— Start Data rows —

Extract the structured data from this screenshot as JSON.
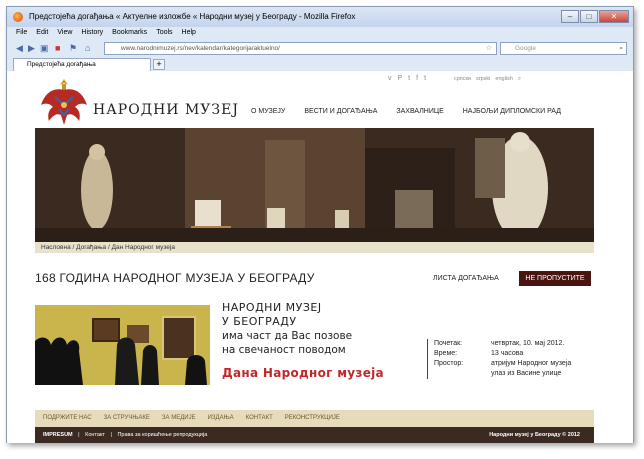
{
  "browser": {
    "title": "Предстојећа догађања « Актуелне изложбе « Народни музеј у Београду - Mozilla Firefox",
    "menu": [
      "File",
      "Edit",
      "View",
      "History",
      "Bookmarks",
      "Tools",
      "Help"
    ],
    "url": "www.narodnimuzej.rs/nev/kalendar/kategorija/aktuelno/",
    "search_placeholder": "Google",
    "tab_label": "Предстојећа догађања",
    "new_tab": "+",
    "win_min": "–",
    "win_max": "□",
    "win_close": "✕"
  },
  "site": {
    "social": [
      "v",
      "P",
      "t",
      "f",
      "t"
    ],
    "langs": [
      "српски",
      "srpski",
      "english"
    ],
    "brand": "НАРОДНИ МУЗЕЈ",
    "nav": [
      "О МУЗЕЈУ",
      "ВЕСТИ И ДОГАЂАЊА",
      "ЗАХВАЛНИЦЕ",
      "НАЈБОЉИ ДИПЛОМСКИ РАД"
    ],
    "breadcrumb": "Насловна / Догађања / Дан Народног музеја",
    "headline": "168 ГОДИНА НАРОДНОГ МУЗЕЈА У БЕОГРАДУ",
    "lista": "ЛИСТА ДОГАЂАЊА",
    "nepropustite": "НЕ ПРОПУСТИТЕ",
    "invite_l1a": "НАРОДНИ МУЗЕЈ",
    "invite_l1b": "У БЕОГРАДУ",
    "invite_l2a": "има част да Вас позове",
    "invite_l2b": "на свечаност поводом",
    "invite_l3": "Дана Народног музеја",
    "details": [
      {
        "k": "Почетак:",
        "v": "четвртак, 10. мај 2012."
      },
      {
        "k": "Време:",
        "v": "13 часова"
      },
      {
        "k": "Простор:",
        "v": "атријум Народног музеја"
      },
      {
        "k": "",
        "v": "улаз из Васине улице"
      }
    ],
    "footer_nav": [
      "ПОДРЖИТЕ НАС",
      "ЗА СТРУЧЊАКЕ",
      "ЗА МЕДИЈЕ",
      "ИЗДАЊА",
      "КОНТАКТ",
      "РЕКОНСТРУКЦИЈЕ"
    ],
    "footer_links": [
      "IMPRESUM",
      "|",
      "Контакт",
      "|",
      "Права за коришћење репродукција"
    ],
    "copyright": "Народни музеј у Београду © 2012"
  },
  "colors": {
    "dark_red": "#4a1411",
    "accent_red": "#c0282a",
    "beige": "#e6dcbb"
  }
}
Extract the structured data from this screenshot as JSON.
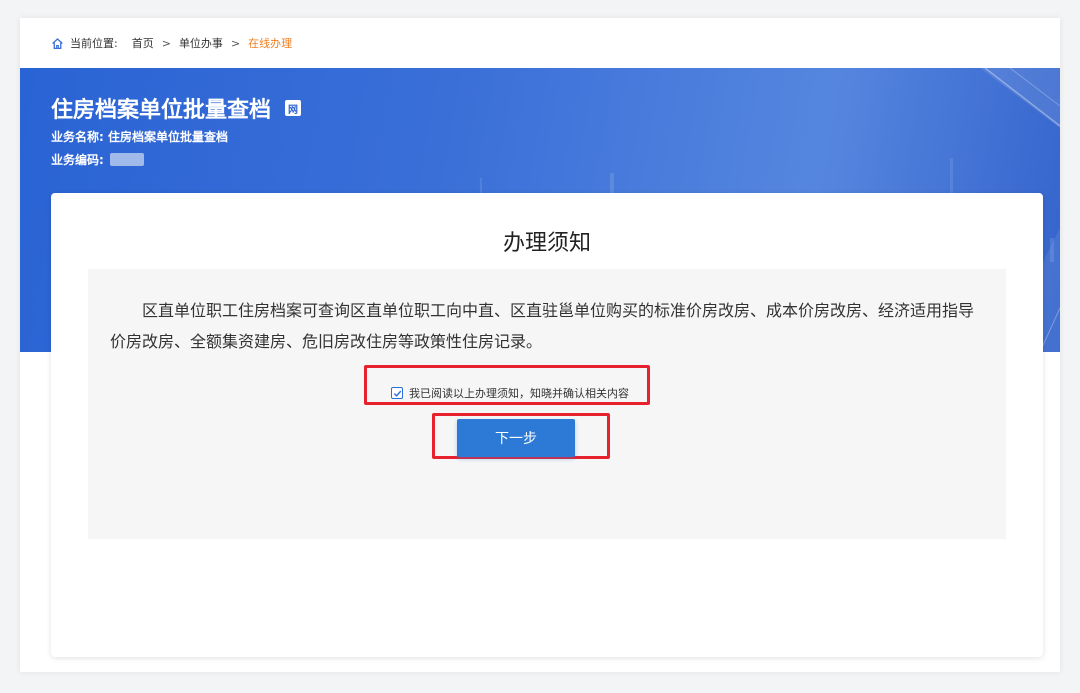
{
  "breadcrumb": {
    "label": "当前位置:",
    "items": [
      "首页",
      "单位办事",
      "在线办理"
    ],
    "separator": ">"
  },
  "banner": {
    "title": "住房档案单位批量查档",
    "badge": "网",
    "business_name_label": "业务名称:",
    "business_name_value": "住房档案单位批量查档",
    "business_code_label": "业务编码:"
  },
  "notice": {
    "title": "办理须知",
    "text": "区直单位职工住房档案可查询区直单位职工向中直、区直驻邕单位购买的标准价房改房、成本价房改房、经济适用指导价房改房、全额集资建房、危旧房改住房等政策性住房记录。"
  },
  "confirm": {
    "checked": true,
    "label": "我已阅读以上办理须知，知晓并确认相关内容"
  },
  "actions": {
    "next_label": "下一步"
  },
  "colors": {
    "accent": "#2d7ad6",
    "banner": "#2a63d4",
    "current_crumb": "#f07f20",
    "highlight_frame": "#e7212e"
  },
  "icons": {
    "home": "home-icon",
    "check": "check-icon"
  }
}
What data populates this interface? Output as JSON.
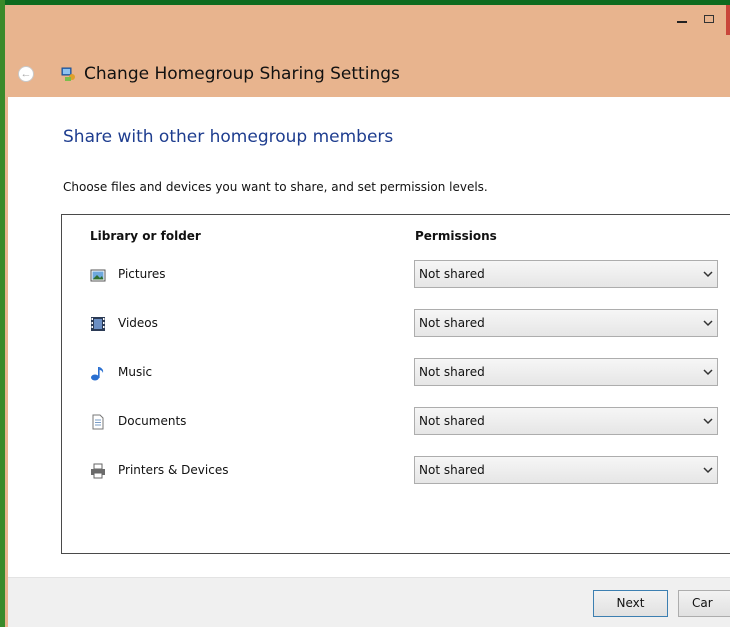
{
  "window": {
    "title": "Change Homegroup Sharing Settings"
  },
  "main": {
    "heading": "Share with other homegroup members",
    "description": "Choose files and devices you want to share, and set permission levels.",
    "columns": {
      "library": "Library or folder",
      "permissions": "Permissions"
    },
    "rows": [
      {
        "label": "Pictures",
        "icon": "pictures-icon",
        "permission": "Not shared"
      },
      {
        "label": "Videos",
        "icon": "videos-icon",
        "permission": "Not shared"
      },
      {
        "label": "Music",
        "icon": "music-icon",
        "permission": "Not shared"
      },
      {
        "label": "Documents",
        "icon": "documents-icon",
        "permission": "Not shared"
      },
      {
        "label": "Printers & Devices",
        "icon": "printer-icon",
        "permission": "Not shared"
      }
    ]
  },
  "footer": {
    "next_label": "Next",
    "cancel_label": "Car"
  },
  "colors": {
    "titlebar": "#e8b48e",
    "heading": "#1e3d8f",
    "desktop": "#1f7a1f"
  }
}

— End Data rows —

=== To do ===
Print the whole listing above once more, word for word, without its pictures.

=== Answer to the problem ===
Extract the structured data from this screenshot as JSON.
{
  "browser": {
    "title": "Предстојећа догађања « Актуелне изложбе « Народни музеј у Београду - Mozilla Firefox",
    "menu": [
      "File",
      "Edit",
      "View",
      "History",
      "Bookmarks",
      "Tools",
      "Help"
    ],
    "url": "www.narodnimuzej.rs/nev/kalendar/kategorija/aktuelno/",
    "search_placeholder": "Google",
    "tab_label": "Предстојећа догађања",
    "new_tab": "+",
    "win_min": "–",
    "win_max": "□",
    "win_close": "✕"
  },
  "site": {
    "social": [
      "v",
      "P",
      "t",
      "f",
      "t"
    ],
    "langs": [
      "српски",
      "srpski",
      "english"
    ],
    "brand": "НАРОДНИ МУЗЕЈ",
    "nav": [
      "О МУЗЕЈУ",
      "ВЕСТИ И ДОГАЂАЊА",
      "ЗАХВАЛНИЦЕ",
      "НАЈБОЉИ ДИПЛОМСКИ РАД"
    ],
    "breadcrumb": "Насловна / Догађања / Дан Народног музеја",
    "headline": "168 ГОДИНА НАРОДНОГ МУЗЕЈА У БЕОГРАДУ",
    "lista": "ЛИСТА ДОГАЂАЊА",
    "nepropustite": "НЕ ПРОПУСТИТЕ",
    "invite_l1a": "НАРОДНИ МУЗЕЈ",
    "invite_l1b": "У БЕОГРАДУ",
    "invite_l2a": "има част да Вас позове",
    "invite_l2b": "на свечаност поводом",
    "invite_l3": "Дана Народног музеја",
    "details": [
      {
        "k": "Почетак:",
        "v": "четвртак, 10. мај 2012."
      },
      {
        "k": "Време:",
        "v": "13 часова"
      },
      {
        "k": "Простор:",
        "v": "атријум Народног музеја"
      },
      {
        "k": "",
        "v": "улаз из Васине улице"
      }
    ],
    "footer_nav": [
      "ПОДРЖИТЕ НАС",
      "ЗА СТРУЧЊАКЕ",
      "ЗА МЕДИЈЕ",
      "ИЗДАЊА",
      "КОНТАКТ",
      "РЕКОНСТРУКЦИЈЕ"
    ],
    "footer_links": [
      "IMPRESUM",
      "|",
      "Контакт",
      "|",
      "Права за коришћење репродукција"
    ],
    "copyright": "Народни музеј у Београду © 2012"
  },
  "colors": {
    "dark_red": "#4a1411",
    "accent_red": "#c0282a",
    "beige": "#e6dcbb"
  }
}
Extract the structured data from this screenshot as JSON.
{
  "breadcrumb": {
    "label": "当前位置:",
    "items": [
      "首页",
      "单位办事",
      "在线办理"
    ],
    "separator": ">"
  },
  "banner": {
    "title": "住房档案单位批量查档",
    "badge": "网",
    "business_name_label": "业务名称:",
    "business_name_value": "住房档案单位批量查档",
    "business_code_label": "业务编码:"
  },
  "notice": {
    "title": "办理须知",
    "text": "区直单位职工住房档案可查询区直单位职工向中直、区直驻邕单位购买的标准价房改房、成本价房改房、经济适用指导价房改房、全额集资建房、危旧房改住房等政策性住房记录。"
  },
  "confirm": {
    "checked": true,
    "label": "我已阅读以上办理须知，知晓并确认相关内容"
  },
  "actions": {
    "next_label": "下一步"
  },
  "colors": {
    "accent": "#2d7ad6",
    "banner": "#2a63d4",
    "current_crumb": "#f07f20",
    "highlight_frame": "#e7212e"
  },
  "icons": {
    "home": "home-icon",
    "check": "check-icon"
  }
}
What data populates this interface? Output as JSON.
{
  "window": {
    "title": "Change Homegroup Sharing Settings"
  },
  "main": {
    "heading": "Share with other homegroup members",
    "description": "Choose files and devices you want to share, and set permission levels.",
    "columns": {
      "library": "Library or folder",
      "permissions": "Permissions"
    },
    "rows": [
      {
        "label": "Pictures",
        "icon": "pictures-icon",
        "permission": "Not shared"
      },
      {
        "label": "Videos",
        "icon": "videos-icon",
        "permission": "Not shared"
      },
      {
        "label": "Music",
        "icon": "music-icon",
        "permission": "Not shared"
      },
      {
        "label": "Documents",
        "icon": "documents-icon",
        "permission": "Not shared"
      },
      {
        "label": "Printers & Devices",
        "icon": "printer-icon",
        "permission": "Not shared"
      }
    ]
  },
  "footer": {
    "next_label": "Next",
    "cancel_label": "Car"
  },
  "colors": {
    "titlebar": "#e8b48e",
    "heading": "#1e3d8f",
    "desktop": "#1f7a1f"
  }
}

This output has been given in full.